- AIM OF THE EXERCISE:
Spot each line that carries the word "Accounts"; copy those lines.

--

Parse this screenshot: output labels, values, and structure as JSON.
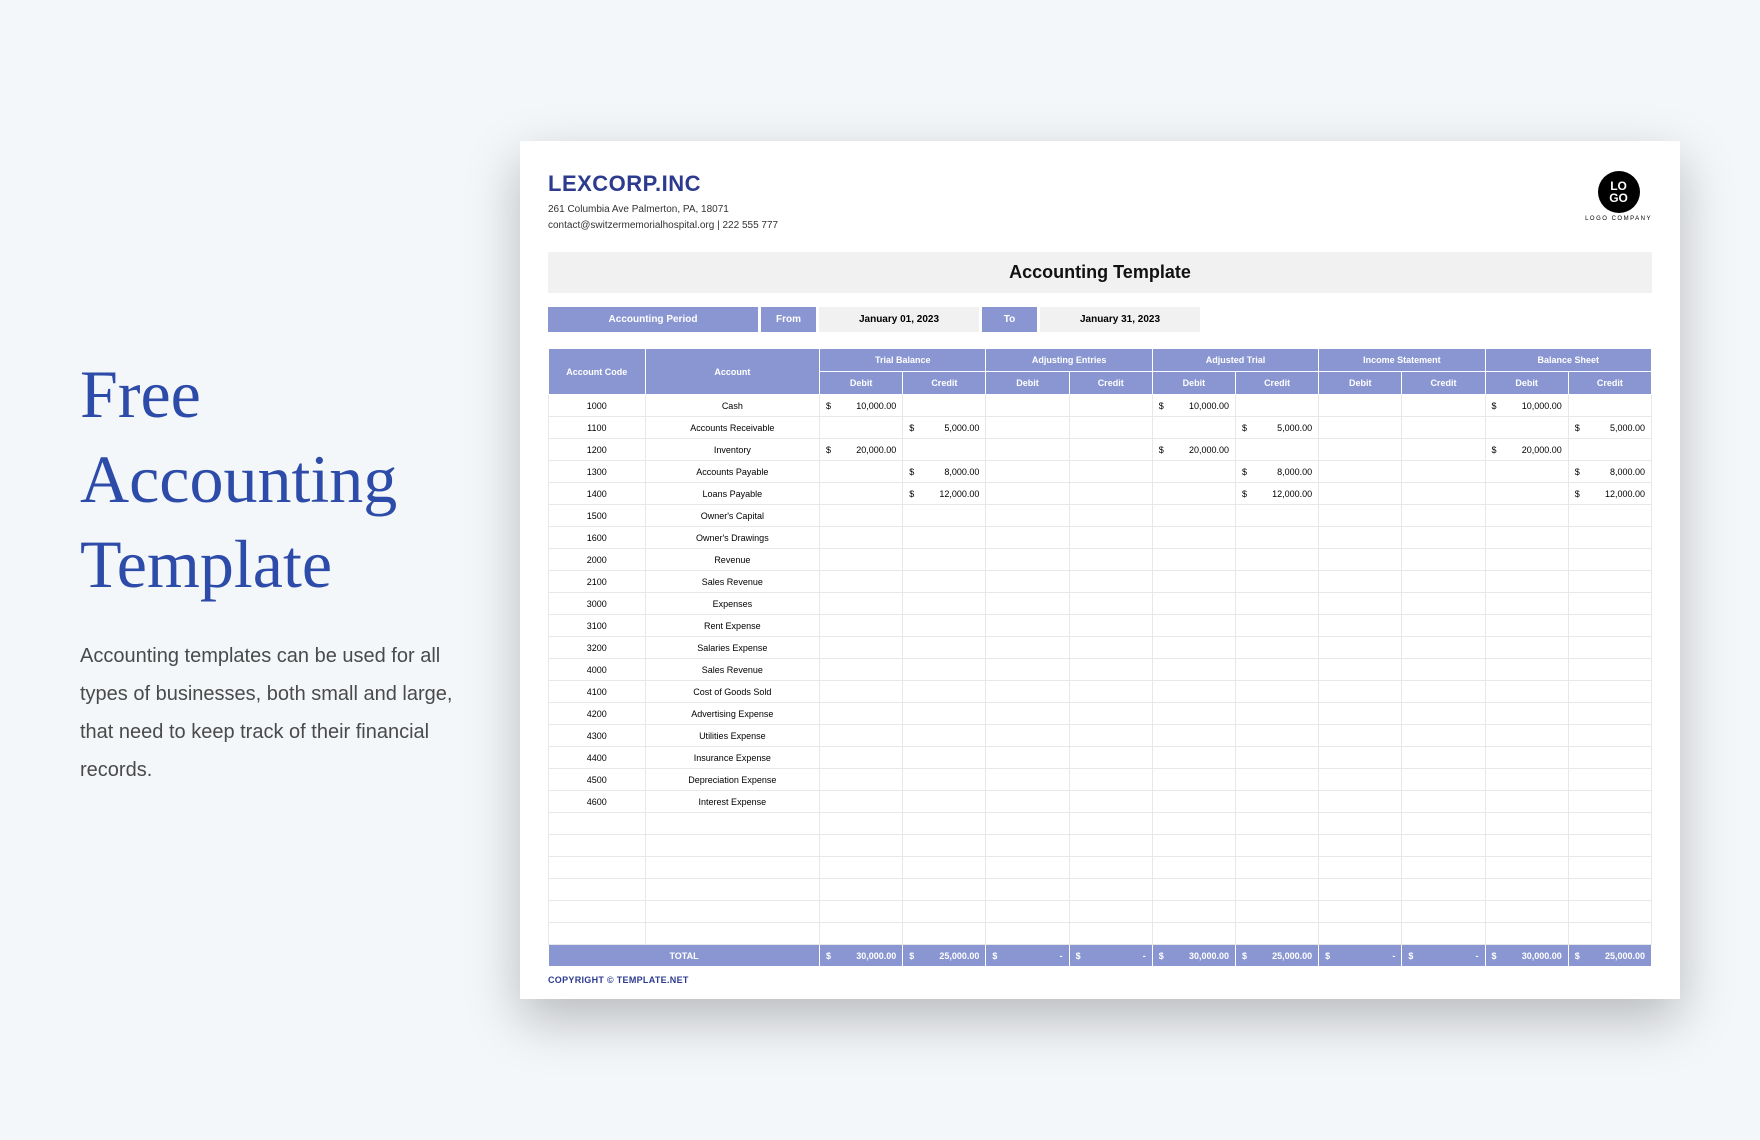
{
  "promo": {
    "title": "Free Accounting Template",
    "description": "Accounting templates can be used for all types of businesses, both small and large, that need to keep track of their financial records."
  },
  "company": {
    "name": "LEXCORP.INC",
    "address": "261 Columbia Ave Palmerton, PA, 18071",
    "contact": "contact@switzermemorialhospital.org | 222 555 777"
  },
  "logo": {
    "text": "LO\nGO",
    "caption": "LOGO COMPANY"
  },
  "doc_title": "Accounting Template",
  "period": {
    "label": "Accounting Period",
    "from_label": "From",
    "from_value": "January 01, 2023",
    "to_label": "To",
    "to_value": "January 31, 2023"
  },
  "headers": {
    "code": "Account Code",
    "account": "Account",
    "groups": [
      "Trial Balance",
      "Adjusting Entries",
      "Adjusted Trial",
      "Income Statement",
      "Balance Sheet"
    ],
    "debit": "Debit",
    "credit": "Credit"
  },
  "rows": [
    {
      "code": "1000",
      "account": "Cash",
      "vals": [
        "10,000.00",
        "",
        "",
        "",
        "10,000.00",
        "",
        "",
        "",
        "10,000.00",
        ""
      ]
    },
    {
      "code": "1100",
      "account": "Accounts Receivable",
      "vals": [
        "",
        "5,000.00",
        "",
        "",
        "",
        "5,000.00",
        "",
        "",
        "",
        "5,000.00"
      ]
    },
    {
      "code": "1200",
      "account": "Inventory",
      "vals": [
        "20,000.00",
        "",
        "",
        "",
        "20,000.00",
        "",
        "",
        "",
        "20,000.00",
        ""
      ]
    },
    {
      "code": "1300",
      "account": "Accounts Payable",
      "vals": [
        "",
        "8,000.00",
        "",
        "",
        "",
        "8,000.00",
        "",
        "",
        "",
        "8,000.00"
      ]
    },
    {
      "code": "1400",
      "account": "Loans Payable",
      "vals": [
        "",
        "12,000.00",
        "",
        "",
        "",
        "12,000.00",
        "",
        "",
        "",
        "12,000.00"
      ]
    },
    {
      "code": "1500",
      "account": "Owner's Capital",
      "vals": [
        "",
        "",
        "",
        "",
        "",
        "",
        "",
        "",
        "",
        ""
      ]
    },
    {
      "code": "1600",
      "account": "Owner's Drawings",
      "vals": [
        "",
        "",
        "",
        "",
        "",
        "",
        "",
        "",
        "",
        ""
      ]
    },
    {
      "code": "2000",
      "account": "Revenue",
      "vals": [
        "",
        "",
        "",
        "",
        "",
        "",
        "",
        "",
        "",
        ""
      ]
    },
    {
      "code": "2100",
      "account": "Sales Revenue",
      "vals": [
        "",
        "",
        "",
        "",
        "",
        "",
        "",
        "",
        "",
        ""
      ]
    },
    {
      "code": "3000",
      "account": "Expenses",
      "vals": [
        "",
        "",
        "",
        "",
        "",
        "",
        "",
        "",
        "",
        ""
      ]
    },
    {
      "code": "3100",
      "account": "Rent Expense",
      "vals": [
        "",
        "",
        "",
        "",
        "",
        "",
        "",
        "",
        "",
        ""
      ]
    },
    {
      "code": "3200",
      "account": "Salaries Expense",
      "vals": [
        "",
        "",
        "",
        "",
        "",
        "",
        "",
        "",
        "",
        ""
      ]
    },
    {
      "code": "4000",
      "account": "Sales Revenue",
      "vals": [
        "",
        "",
        "",
        "",
        "",
        "",
        "",
        "",
        "",
        ""
      ]
    },
    {
      "code": "4100",
      "account": "Cost of Goods Sold",
      "vals": [
        "",
        "",
        "",
        "",
        "",
        "",
        "",
        "",
        "",
        ""
      ]
    },
    {
      "code": "4200",
      "account": "Advertising Expense",
      "vals": [
        "",
        "",
        "",
        "",
        "",
        "",
        "",
        "",
        "",
        ""
      ]
    },
    {
      "code": "4300",
      "account": "Utilities Expense",
      "vals": [
        "",
        "",
        "",
        "",
        "",
        "",
        "",
        "",
        "",
        ""
      ]
    },
    {
      "code": "4400",
      "account": "Insurance Expense",
      "vals": [
        "",
        "",
        "",
        "",
        "",
        "",
        "",
        "",
        "",
        ""
      ]
    },
    {
      "code": "4500",
      "account": "Depreciation Expense",
      "vals": [
        "",
        "",
        "",
        "",
        "",
        "",
        "",
        "",
        "",
        ""
      ]
    },
    {
      "code": "4600",
      "account": "Interest Expense",
      "vals": [
        "",
        "",
        "",
        "",
        "",
        "",
        "",
        "",
        "",
        ""
      ]
    }
  ],
  "blank_rows": 6,
  "totals": {
    "label": "TOTAL",
    "vals": [
      "30,000.00",
      "25,000.00",
      "-",
      "-",
      "30,000.00",
      "25,000.00",
      "-",
      "-",
      "30,000.00",
      "25,000.00"
    ]
  },
  "copyright": "COPYRIGHT © TEMPLATE.NET"
}
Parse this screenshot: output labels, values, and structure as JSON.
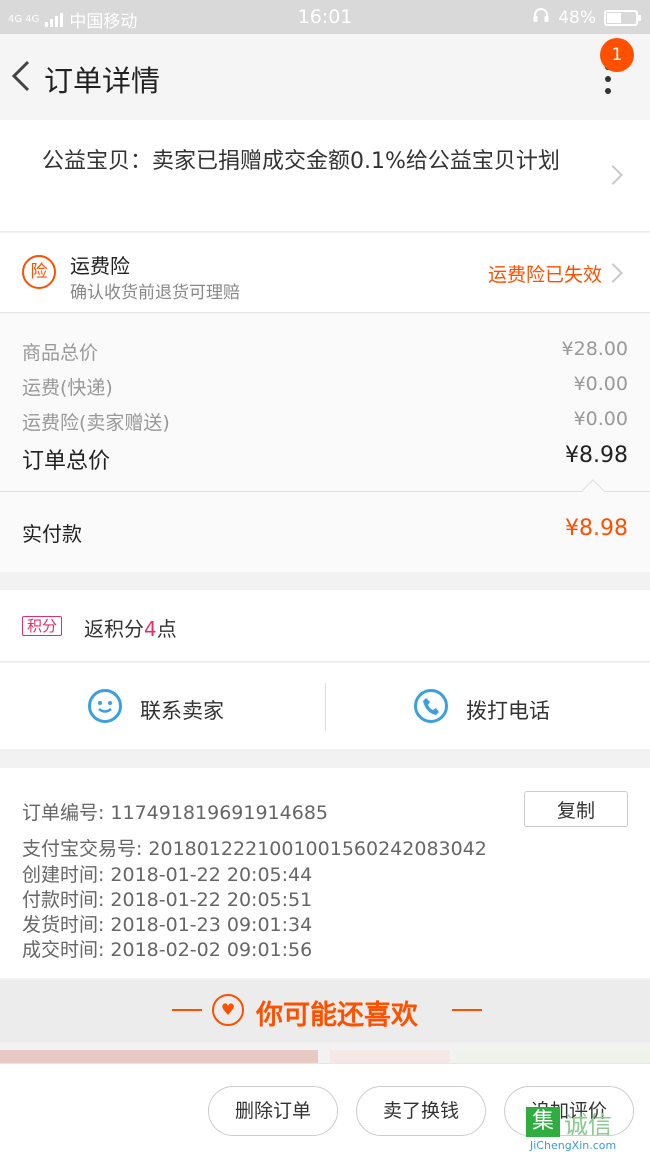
{
  "status_bar": {
    "network": "4G 4G",
    "carrier": "中国移动",
    "time": "16:01",
    "battery": "48%",
    "battery_level": 0.48
  },
  "header": {
    "title": "订单详情",
    "notification_count": "1",
    "back_icon": "chevron-left-icon",
    "more_icon": "more-vertical-icon"
  },
  "charity": {
    "text": "公益宝贝：卖家已捐赠成交金额0.1%给公益宝贝计划"
  },
  "shipping_insurance": {
    "icon_text": "险",
    "title": "运费险",
    "subtitle": "确认收货前退货可理赔",
    "status": "运费险已失效"
  },
  "price_details": {
    "rows": [
      {
        "label": "商品总价",
        "value": "¥28.00"
      },
      {
        "label": "运费(快递)",
        "value": "¥0.00"
      },
      {
        "label": "运费险(卖家赠送)",
        "value": "¥0.00"
      }
    ],
    "total_label": "订单总价",
    "total_value": "¥8.98"
  },
  "actual_payment": {
    "label": "实付款",
    "value": "¥8.98"
  },
  "points": {
    "tag": "积分",
    "text_before": "返积分",
    "number": "4",
    "text_after": "点"
  },
  "contact": {
    "seller_label": "联系卖家",
    "phone_label": "拨打电话"
  },
  "order_info": {
    "copy_label": "复制",
    "lines": [
      {
        "label": "订单编号:",
        "value": "117491819691914685"
      },
      {
        "label": "支付宝交易号:",
        "value": "2018012221001001560242083042"
      },
      {
        "label": "创建时间:",
        "value": "2018-01-22 20:05:44"
      },
      {
        "label": "付款时间:",
        "value": "2018-01-22 20:05:51"
      },
      {
        "label": "发货时间:",
        "value": "2018-01-23 09:01:34"
      },
      {
        "label": "成交时间:",
        "value": "2018-02-02 09:01:56"
      }
    ]
  },
  "recommend": {
    "title": "你可能还喜欢"
  },
  "actions": {
    "delete_label": "删除订单",
    "buy_again_label": "卖了换钱",
    "review_label": "追加评价"
  },
  "watermark": {
    "brand_box": "集",
    "brand_cn": "诚信",
    "brand_en": "JiChengXin.com"
  },
  "colors": {
    "accent": "#ff5000",
    "points_pink": "#e0306a",
    "contact_blue": "#3ba0e0"
  }
}
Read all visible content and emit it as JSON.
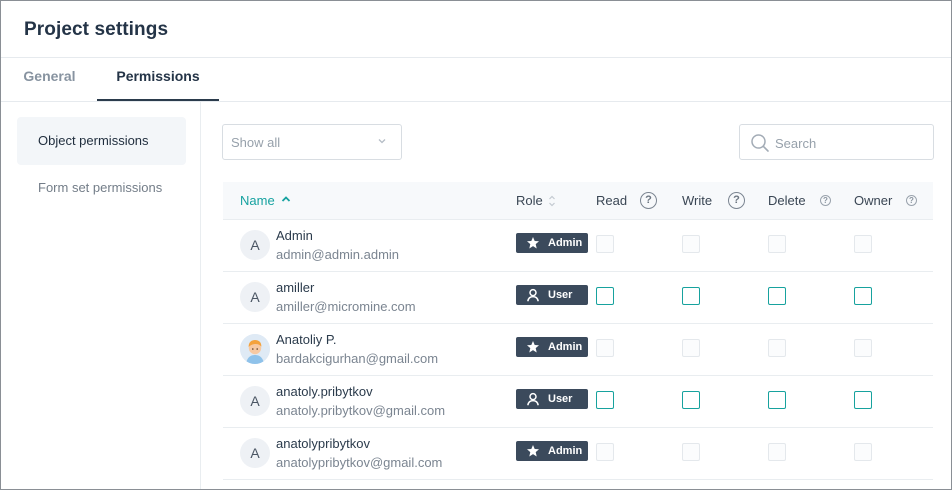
{
  "header": {
    "title": "Project settings"
  },
  "tabs": [
    {
      "label": "General",
      "active": false
    },
    {
      "label": "Permissions",
      "active": true
    }
  ],
  "sidebar": {
    "items": [
      {
        "label": "Object permissions",
        "active": true
      },
      {
        "label": "Form set permissions",
        "active": false
      }
    ]
  },
  "filter": {
    "value": "Show all"
  },
  "search": {
    "placeholder": "Search",
    "value": ""
  },
  "table": {
    "columns": {
      "name": "Name",
      "role": "Role",
      "read": "Read",
      "write": "Write",
      "delete": "Delete",
      "owner": "Owner"
    },
    "sort": {
      "column": "Name",
      "direction": "ascending"
    },
    "help_glyph": "?",
    "rows": [
      {
        "avatar": "A",
        "name": "Admin",
        "email": "admin@admin.admin",
        "role": "Admin",
        "role_icon": "star-icon",
        "checkboxes_enabled": false,
        "read": false,
        "write": false,
        "delete": false,
        "owner": false
      },
      {
        "avatar": "A",
        "name": "amiller",
        "email": "amiller@micromine.com",
        "role": "User",
        "role_icon": "user-icon",
        "checkboxes_enabled": true,
        "read": false,
        "write": false,
        "delete": false,
        "owner": false
      },
      {
        "avatar": "",
        "avatar_icon": "user-photo-avatar",
        "name": "Anatoliy P.",
        "email": "bardakcigurhan@gmail.com",
        "role": "Admin",
        "role_icon": "star-icon",
        "checkboxes_enabled": false,
        "read": false,
        "write": false,
        "delete": false,
        "owner": false
      },
      {
        "avatar": "A",
        "name": "anatoly.pribytkov",
        "email": "anatoly.pribytkov@gmail.com",
        "role": "User",
        "role_icon": "user-icon",
        "checkboxes_enabled": true,
        "read": false,
        "write": false,
        "delete": false,
        "owner": false
      },
      {
        "avatar": "A",
        "name": "anatolypribytkov",
        "email": "anatolypribytkov@gmail.com",
        "role": "Admin",
        "role_icon": "star-icon",
        "checkboxes_enabled": false,
        "read": false,
        "write": false,
        "delete": false,
        "owner": false
      }
    ]
  },
  "colors": {
    "accent_teal": "#16a2a0",
    "badge_background": "#3b4a5c",
    "title_text": "#243447",
    "muted_text": "#7b8591"
  }
}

--

- REPLY:
      "account": "Accounts Receivable",
      "account": "Accounts Payable",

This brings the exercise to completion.